═══ EXERCISE INPUT ═══

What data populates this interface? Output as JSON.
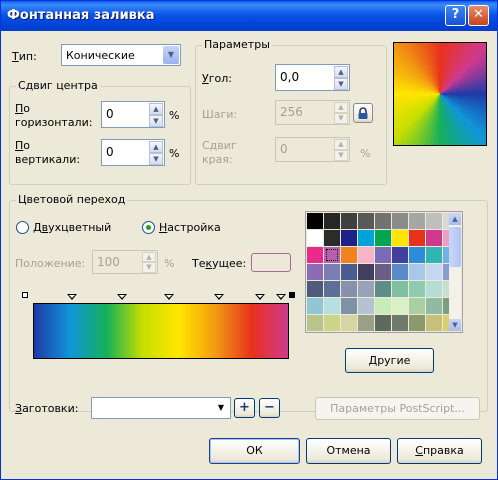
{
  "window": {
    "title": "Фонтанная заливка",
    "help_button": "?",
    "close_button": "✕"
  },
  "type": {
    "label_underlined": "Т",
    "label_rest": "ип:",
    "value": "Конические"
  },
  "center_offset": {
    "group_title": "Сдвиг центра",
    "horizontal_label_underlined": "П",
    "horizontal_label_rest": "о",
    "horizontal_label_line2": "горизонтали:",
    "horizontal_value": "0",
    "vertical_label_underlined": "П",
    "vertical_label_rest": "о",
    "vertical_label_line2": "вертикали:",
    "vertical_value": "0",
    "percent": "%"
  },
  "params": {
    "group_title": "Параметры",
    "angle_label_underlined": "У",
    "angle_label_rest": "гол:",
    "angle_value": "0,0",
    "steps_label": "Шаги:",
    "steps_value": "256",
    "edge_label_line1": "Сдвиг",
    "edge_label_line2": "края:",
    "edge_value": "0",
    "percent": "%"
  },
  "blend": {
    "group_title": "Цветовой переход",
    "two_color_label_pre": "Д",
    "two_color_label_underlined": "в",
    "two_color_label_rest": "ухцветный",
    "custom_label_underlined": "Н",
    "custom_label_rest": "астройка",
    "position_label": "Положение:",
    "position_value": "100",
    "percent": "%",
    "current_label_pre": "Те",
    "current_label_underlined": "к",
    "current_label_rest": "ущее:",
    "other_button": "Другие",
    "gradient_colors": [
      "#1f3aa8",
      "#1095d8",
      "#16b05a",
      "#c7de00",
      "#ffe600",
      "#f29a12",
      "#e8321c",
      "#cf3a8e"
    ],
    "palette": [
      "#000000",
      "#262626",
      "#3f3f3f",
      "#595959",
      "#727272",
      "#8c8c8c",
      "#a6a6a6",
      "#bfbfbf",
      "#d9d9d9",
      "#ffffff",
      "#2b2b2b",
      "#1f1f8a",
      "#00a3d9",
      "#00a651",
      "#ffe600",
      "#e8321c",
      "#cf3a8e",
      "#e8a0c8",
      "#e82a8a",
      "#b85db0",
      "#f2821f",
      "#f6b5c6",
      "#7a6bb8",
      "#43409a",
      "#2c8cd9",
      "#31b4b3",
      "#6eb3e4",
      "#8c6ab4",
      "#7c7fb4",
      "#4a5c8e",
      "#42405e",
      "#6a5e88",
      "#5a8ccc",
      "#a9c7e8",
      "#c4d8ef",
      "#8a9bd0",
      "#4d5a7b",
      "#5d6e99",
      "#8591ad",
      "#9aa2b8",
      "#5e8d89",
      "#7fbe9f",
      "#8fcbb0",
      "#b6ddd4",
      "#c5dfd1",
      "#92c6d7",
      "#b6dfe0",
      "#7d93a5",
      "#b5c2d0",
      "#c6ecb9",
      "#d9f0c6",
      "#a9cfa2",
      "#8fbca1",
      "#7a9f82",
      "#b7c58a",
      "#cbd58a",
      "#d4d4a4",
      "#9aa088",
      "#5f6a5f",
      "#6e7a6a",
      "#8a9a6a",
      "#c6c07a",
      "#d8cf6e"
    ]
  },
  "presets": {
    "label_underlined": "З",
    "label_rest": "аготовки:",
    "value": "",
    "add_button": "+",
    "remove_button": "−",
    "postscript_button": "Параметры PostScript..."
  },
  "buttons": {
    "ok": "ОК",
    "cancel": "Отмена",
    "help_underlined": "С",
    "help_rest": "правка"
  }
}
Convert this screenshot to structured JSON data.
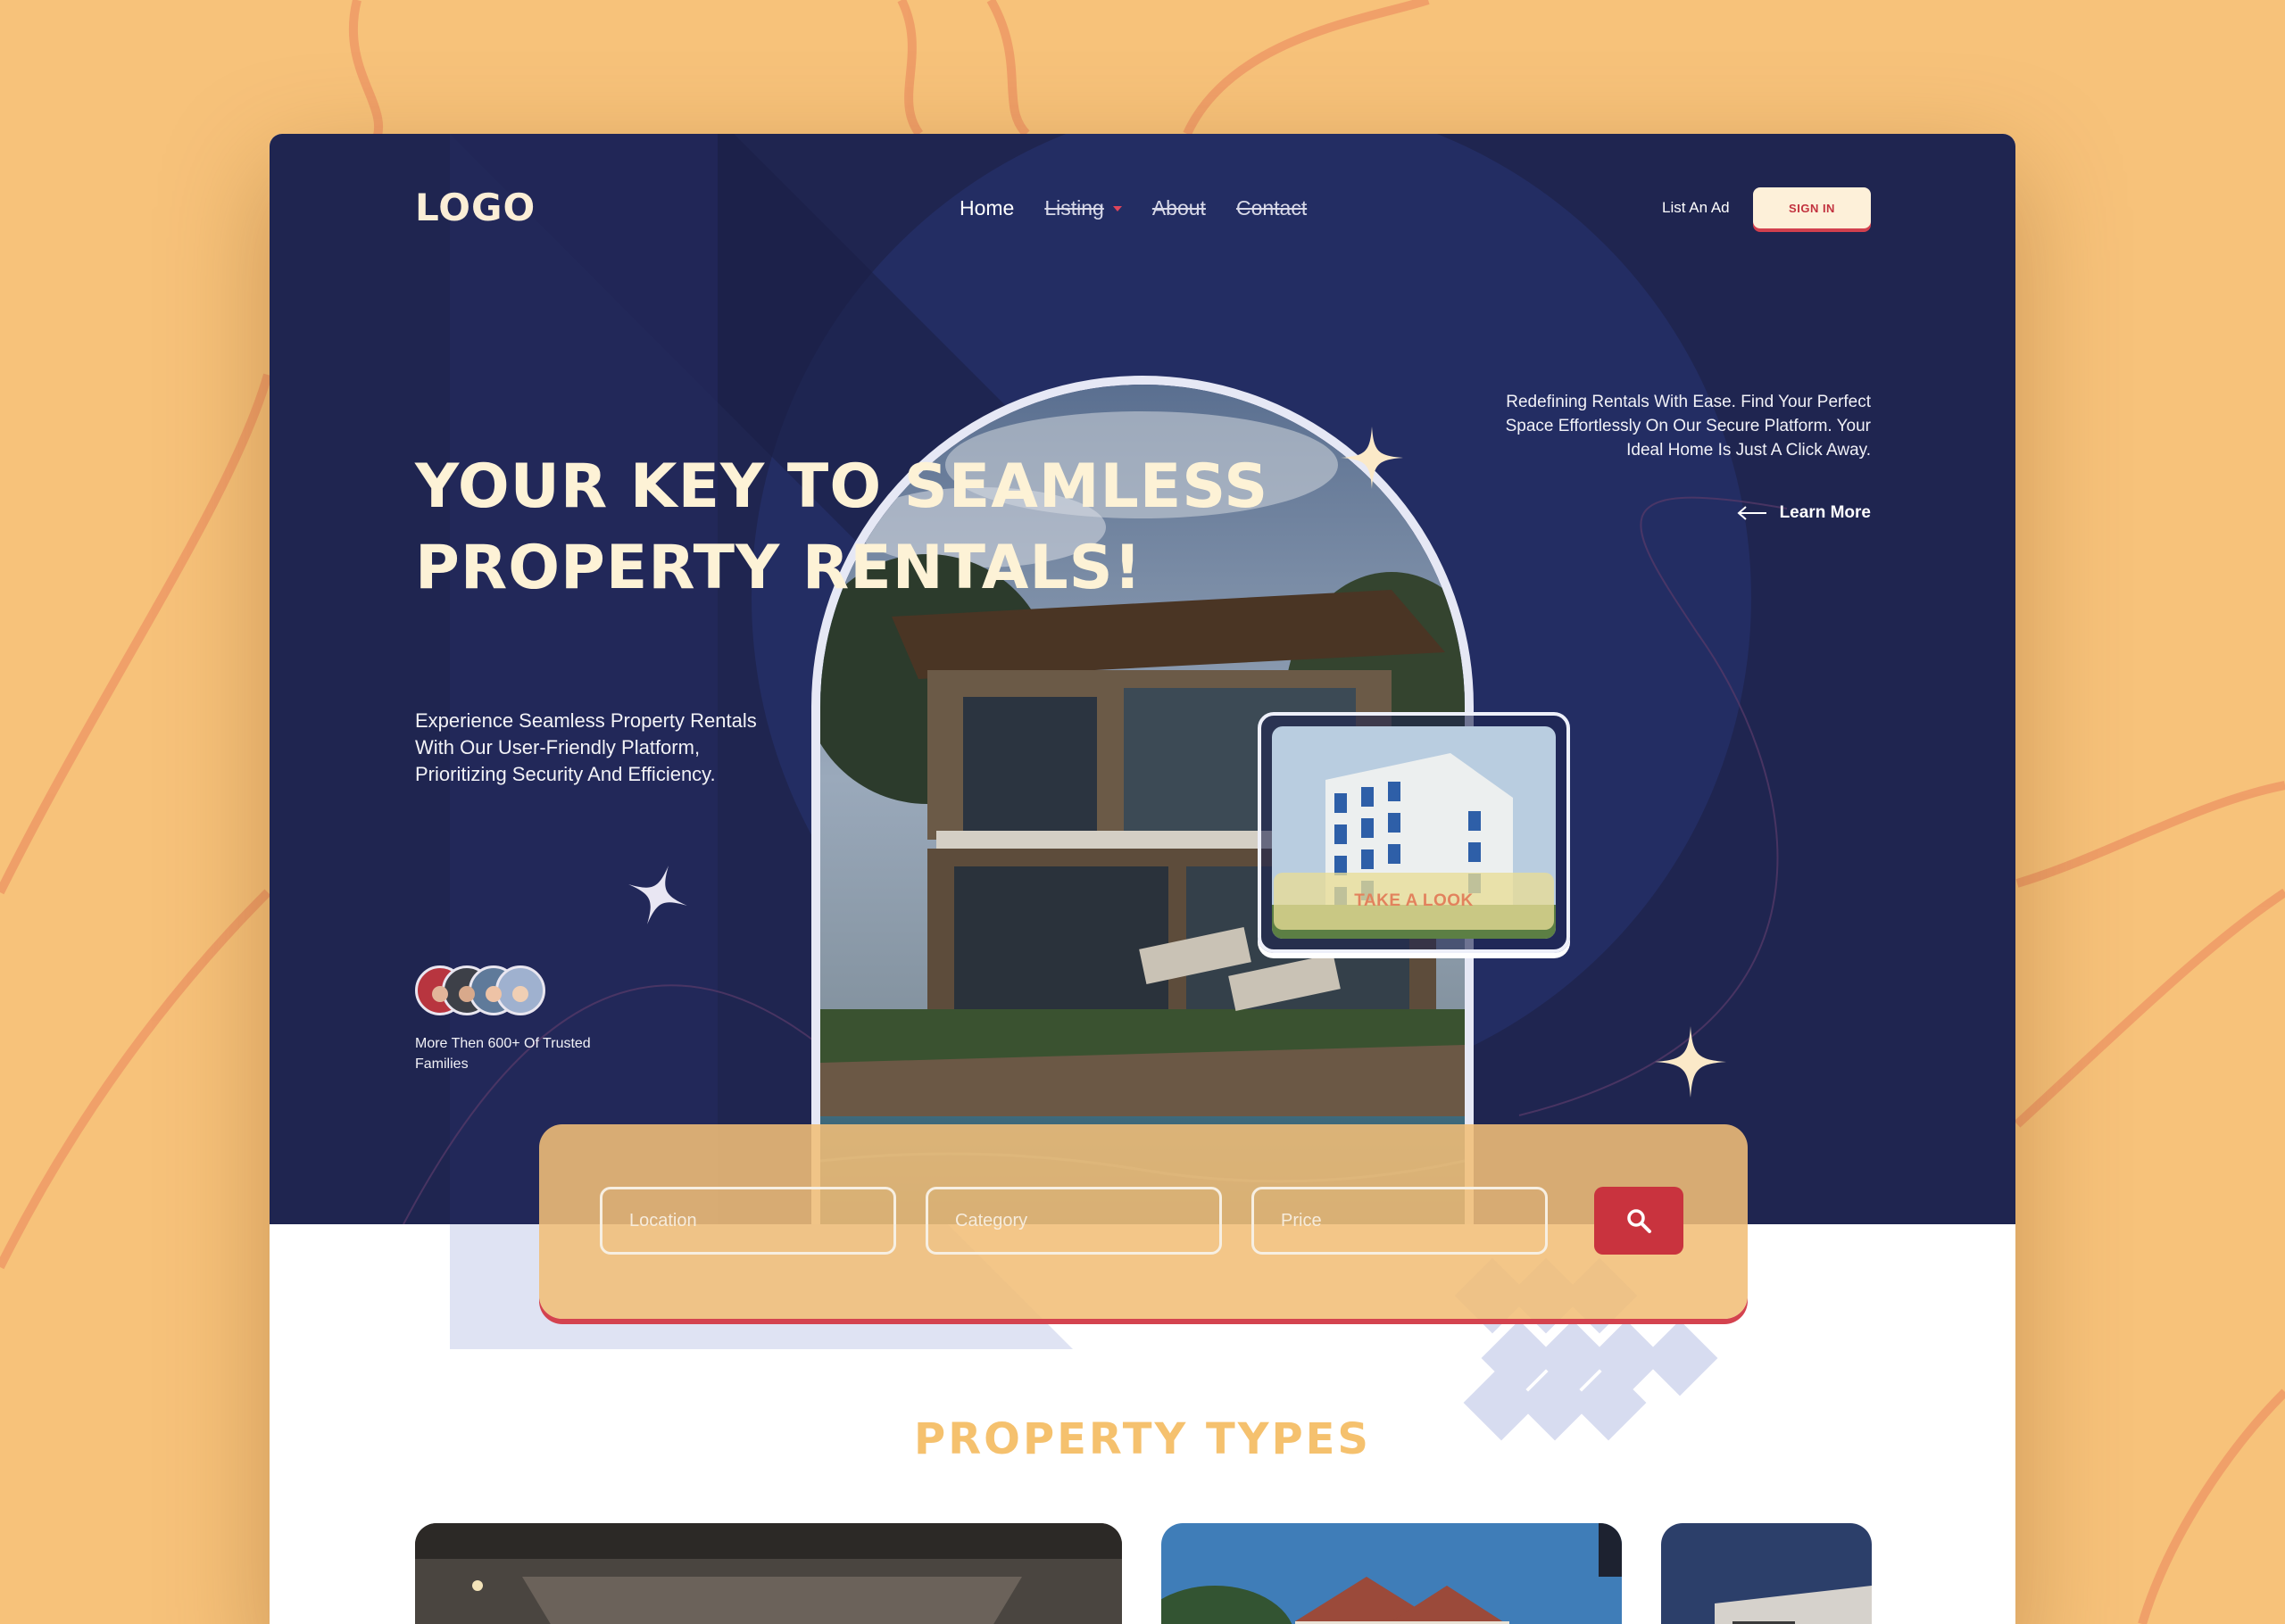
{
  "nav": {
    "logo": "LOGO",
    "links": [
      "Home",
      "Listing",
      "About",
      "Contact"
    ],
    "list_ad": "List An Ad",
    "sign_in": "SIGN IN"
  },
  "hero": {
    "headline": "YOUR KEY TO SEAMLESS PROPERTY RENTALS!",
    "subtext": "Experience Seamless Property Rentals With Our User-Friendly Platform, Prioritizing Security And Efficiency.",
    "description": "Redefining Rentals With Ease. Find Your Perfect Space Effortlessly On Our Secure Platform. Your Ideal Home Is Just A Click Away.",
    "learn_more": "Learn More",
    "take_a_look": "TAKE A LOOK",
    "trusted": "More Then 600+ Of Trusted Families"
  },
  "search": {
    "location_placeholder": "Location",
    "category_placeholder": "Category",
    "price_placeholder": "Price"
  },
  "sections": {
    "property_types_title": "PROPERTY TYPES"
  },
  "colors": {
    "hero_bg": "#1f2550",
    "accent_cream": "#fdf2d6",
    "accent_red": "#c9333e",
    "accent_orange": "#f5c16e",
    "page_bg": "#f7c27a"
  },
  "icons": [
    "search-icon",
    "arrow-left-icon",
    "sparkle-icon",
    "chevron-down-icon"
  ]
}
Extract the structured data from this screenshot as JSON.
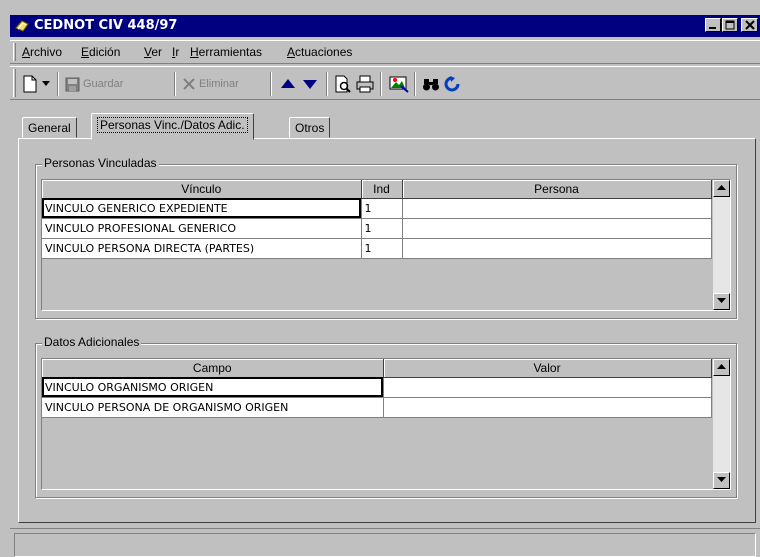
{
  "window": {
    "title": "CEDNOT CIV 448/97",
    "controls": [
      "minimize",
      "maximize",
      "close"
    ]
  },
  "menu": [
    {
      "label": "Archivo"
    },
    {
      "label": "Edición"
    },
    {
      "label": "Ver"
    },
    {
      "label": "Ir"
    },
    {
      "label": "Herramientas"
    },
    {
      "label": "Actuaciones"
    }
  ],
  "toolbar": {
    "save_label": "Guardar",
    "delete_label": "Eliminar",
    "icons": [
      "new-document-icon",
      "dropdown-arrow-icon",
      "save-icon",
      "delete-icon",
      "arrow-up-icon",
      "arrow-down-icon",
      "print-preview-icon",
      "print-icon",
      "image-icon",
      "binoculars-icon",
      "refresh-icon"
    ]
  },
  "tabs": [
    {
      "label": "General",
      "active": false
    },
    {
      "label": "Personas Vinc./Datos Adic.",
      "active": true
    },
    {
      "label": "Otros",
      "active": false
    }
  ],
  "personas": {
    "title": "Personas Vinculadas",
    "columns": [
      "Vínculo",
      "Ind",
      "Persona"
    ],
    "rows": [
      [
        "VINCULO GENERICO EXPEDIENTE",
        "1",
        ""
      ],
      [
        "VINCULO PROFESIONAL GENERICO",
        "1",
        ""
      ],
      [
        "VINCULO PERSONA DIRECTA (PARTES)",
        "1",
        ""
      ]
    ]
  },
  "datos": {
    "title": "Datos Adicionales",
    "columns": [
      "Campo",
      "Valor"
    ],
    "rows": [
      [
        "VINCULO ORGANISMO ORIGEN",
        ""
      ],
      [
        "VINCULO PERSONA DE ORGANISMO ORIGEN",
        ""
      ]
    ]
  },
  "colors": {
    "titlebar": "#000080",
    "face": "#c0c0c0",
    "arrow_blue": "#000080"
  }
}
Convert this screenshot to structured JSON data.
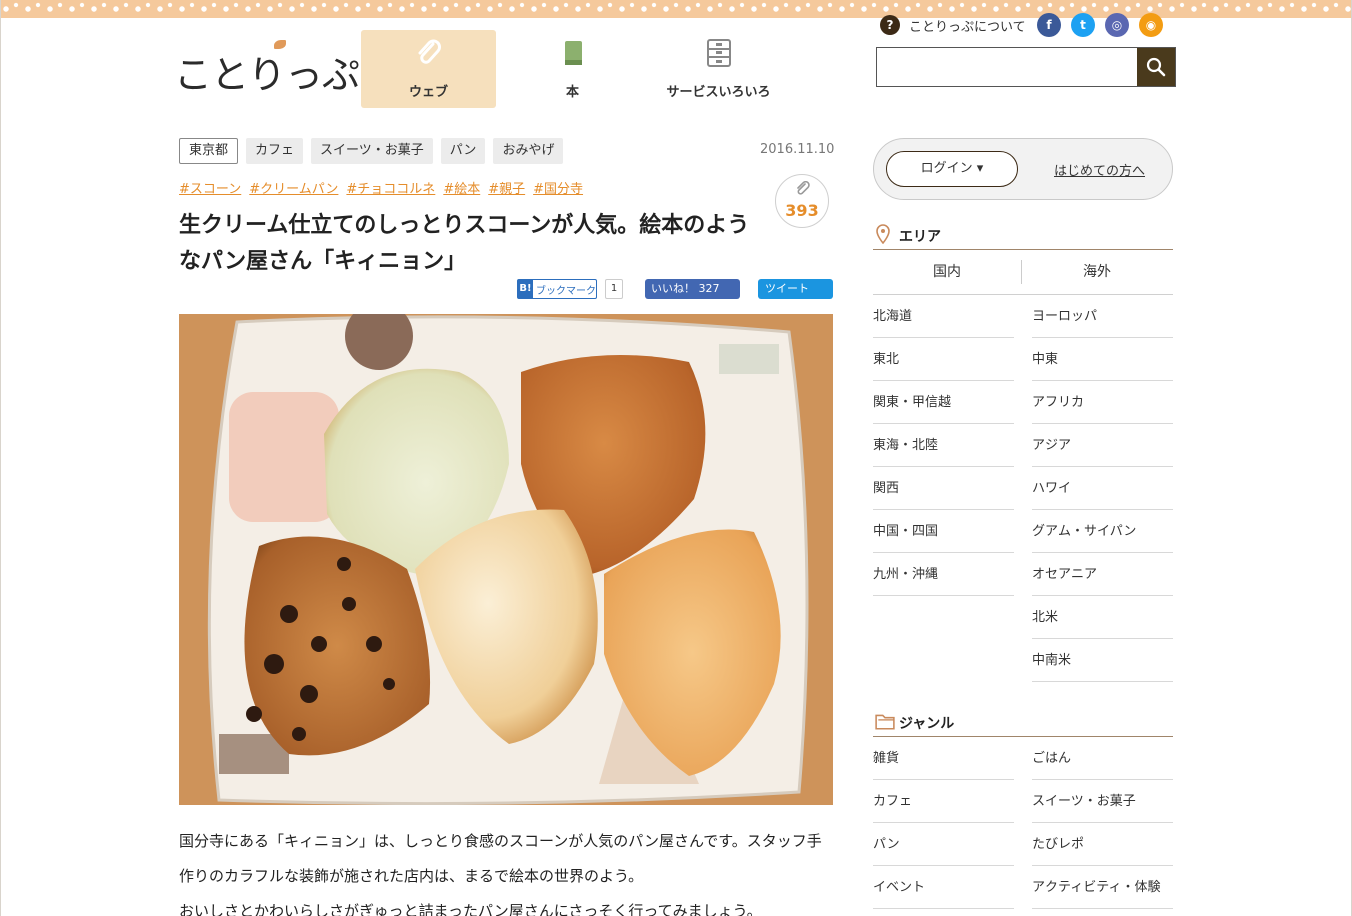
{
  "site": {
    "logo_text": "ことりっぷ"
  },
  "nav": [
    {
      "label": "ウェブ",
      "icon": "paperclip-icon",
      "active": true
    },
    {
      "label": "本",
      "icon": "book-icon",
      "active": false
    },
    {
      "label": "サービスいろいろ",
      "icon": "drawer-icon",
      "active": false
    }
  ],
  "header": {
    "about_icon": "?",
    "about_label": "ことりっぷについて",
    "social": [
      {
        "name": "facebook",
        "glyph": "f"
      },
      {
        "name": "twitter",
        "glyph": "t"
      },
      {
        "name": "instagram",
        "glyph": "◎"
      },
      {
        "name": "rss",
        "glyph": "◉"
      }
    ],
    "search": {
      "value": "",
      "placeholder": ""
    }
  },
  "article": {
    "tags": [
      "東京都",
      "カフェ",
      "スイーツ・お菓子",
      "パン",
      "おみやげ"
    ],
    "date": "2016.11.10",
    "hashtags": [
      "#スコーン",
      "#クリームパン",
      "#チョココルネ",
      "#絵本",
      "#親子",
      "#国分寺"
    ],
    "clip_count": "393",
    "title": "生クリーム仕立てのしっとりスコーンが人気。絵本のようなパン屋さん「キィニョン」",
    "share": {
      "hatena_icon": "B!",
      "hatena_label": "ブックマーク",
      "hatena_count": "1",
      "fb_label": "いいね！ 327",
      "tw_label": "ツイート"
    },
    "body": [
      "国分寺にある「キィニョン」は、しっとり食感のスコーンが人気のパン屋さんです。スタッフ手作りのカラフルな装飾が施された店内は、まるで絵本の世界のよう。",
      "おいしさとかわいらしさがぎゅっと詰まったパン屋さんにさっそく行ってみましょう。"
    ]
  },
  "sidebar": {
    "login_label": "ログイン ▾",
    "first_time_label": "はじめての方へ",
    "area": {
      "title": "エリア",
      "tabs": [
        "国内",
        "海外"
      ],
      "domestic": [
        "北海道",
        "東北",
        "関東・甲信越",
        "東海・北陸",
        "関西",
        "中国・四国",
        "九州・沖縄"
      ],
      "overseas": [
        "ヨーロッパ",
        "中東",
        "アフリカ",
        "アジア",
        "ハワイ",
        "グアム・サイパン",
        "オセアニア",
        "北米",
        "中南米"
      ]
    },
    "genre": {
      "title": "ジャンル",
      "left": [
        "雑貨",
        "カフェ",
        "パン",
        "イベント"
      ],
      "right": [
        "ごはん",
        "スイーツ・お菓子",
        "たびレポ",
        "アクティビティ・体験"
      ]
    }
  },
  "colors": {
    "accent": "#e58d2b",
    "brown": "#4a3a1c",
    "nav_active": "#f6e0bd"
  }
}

═══

▶ _EXERCISE DESCRIPTION_: Note each line of the entries that has "VINCULO" in it, and copy those lines.

▶ _COMPLETE OUTPUT_:
        "VINCULO GENERICO EXPEDIENTE",
        "VINCULO PROFESIONAL GENERICO",
        "VINCULO PERSONA DIRECTA (PARTES)",
        "VINCULO ORGANISMO ORIGEN",
        "VINCULO PERSONA DE ORGANISMO ORIGEN",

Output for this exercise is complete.